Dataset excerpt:

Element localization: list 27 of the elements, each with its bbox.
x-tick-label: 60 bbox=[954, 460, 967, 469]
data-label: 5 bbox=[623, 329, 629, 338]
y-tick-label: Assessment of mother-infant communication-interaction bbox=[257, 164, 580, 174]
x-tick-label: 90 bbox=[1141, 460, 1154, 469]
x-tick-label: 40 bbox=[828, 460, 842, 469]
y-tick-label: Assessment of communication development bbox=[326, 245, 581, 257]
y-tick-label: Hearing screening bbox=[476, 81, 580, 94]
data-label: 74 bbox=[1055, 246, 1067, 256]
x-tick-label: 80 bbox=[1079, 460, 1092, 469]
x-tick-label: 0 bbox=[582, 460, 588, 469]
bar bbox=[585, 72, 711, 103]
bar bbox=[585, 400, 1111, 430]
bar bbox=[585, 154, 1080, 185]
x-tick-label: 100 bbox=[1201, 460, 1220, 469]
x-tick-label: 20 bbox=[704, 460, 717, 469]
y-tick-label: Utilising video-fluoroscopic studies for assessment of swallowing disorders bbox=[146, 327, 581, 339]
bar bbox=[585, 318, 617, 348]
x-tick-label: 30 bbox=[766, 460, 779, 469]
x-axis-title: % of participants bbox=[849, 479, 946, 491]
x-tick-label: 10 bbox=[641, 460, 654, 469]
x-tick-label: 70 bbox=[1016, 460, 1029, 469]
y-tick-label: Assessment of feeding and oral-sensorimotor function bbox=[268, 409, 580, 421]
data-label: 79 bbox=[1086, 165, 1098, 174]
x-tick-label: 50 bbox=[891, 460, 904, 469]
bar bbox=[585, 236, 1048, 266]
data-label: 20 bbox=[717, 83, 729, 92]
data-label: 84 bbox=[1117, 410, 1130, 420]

● **Prompt**: Copy the records from their first line through the line that has "x-tick-label: 40 bbox=[828, 460, 842, 469]", and change "mother-infant" to "caregiver-infant" while keeping everything else the same.

● **Solved exercise**:
Element localization: list 27 of the elements, each with its bbox.
x-tick-label: 60 bbox=[954, 460, 967, 469]
data-label: 5 bbox=[623, 329, 629, 338]
y-tick-label: Assessment of caregiver-infant communication-interaction bbox=[257, 164, 580, 174]
x-tick-label: 90 bbox=[1141, 460, 1154, 469]
x-tick-label: 40 bbox=[828, 460, 842, 469]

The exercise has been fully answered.